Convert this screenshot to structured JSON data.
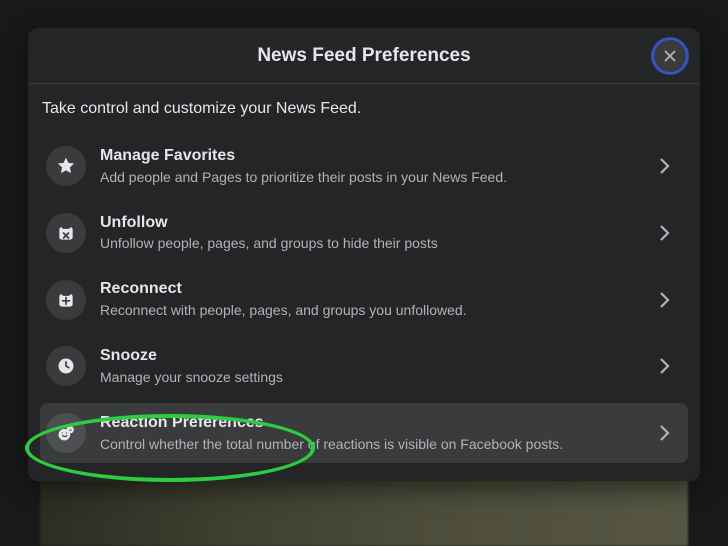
{
  "modal": {
    "title": "News Feed Preferences",
    "subtitle": "Take control and customize your News Feed."
  },
  "items": [
    {
      "icon": "star",
      "title": "Manage Favorites",
      "desc": "Add people and Pages to prioritize their posts in your News Feed.",
      "highlighted": false
    },
    {
      "icon": "unfollow",
      "title": "Unfollow",
      "desc": "Unfollow people, pages, and groups to hide their posts",
      "highlighted": false
    },
    {
      "icon": "reconnect",
      "title": "Reconnect",
      "desc": "Reconnect with people, pages, and groups you unfollowed.",
      "highlighted": false
    },
    {
      "icon": "clock",
      "title": "Snooze",
      "desc": "Manage your snooze settings",
      "highlighted": false
    },
    {
      "icon": "reaction",
      "title": "Reaction Preferences",
      "desc": "Control whether the total number of reactions is visible on Facebook posts.",
      "highlighted": true
    }
  ],
  "annotation": {
    "ellipse_on_item_index": 4
  }
}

────────────────────

Stated problem
Write out the full listing verbatim, excluding its pictures.

Task result
Convert this screenshot to structured JSON data.
{
  "modal": {
    "title": "News Feed Preferences",
    "subtitle": "Take control and customize your News Feed."
  },
  "items": [
    {
      "icon": "star",
      "title": "Manage Favorites",
      "desc": "Add people and Pages to prioritize their posts in your News Feed.",
      "highlighted": false
    },
    {
      "icon": "unfollow",
      "title": "Unfollow",
      "desc": "Unfollow people, pages, and groups to hide their posts",
      "highlighted": false
    },
    {
      "icon": "reconnect",
      "title": "Reconnect",
      "desc": "Reconnect with people, pages, and groups you unfollowed.",
      "highlighted": false
    },
    {
      "icon": "clock",
      "title": "Snooze",
      "desc": "Manage your snooze settings",
      "highlighted": false
    },
    {
      "icon": "reaction",
      "title": "Reaction Preferences",
      "desc": "Control whether the total number of reactions is visible on Facebook posts.",
      "highlighted": true
    }
  ],
  "annotation": {
    "ellipse_on_item_index": 4
  }
}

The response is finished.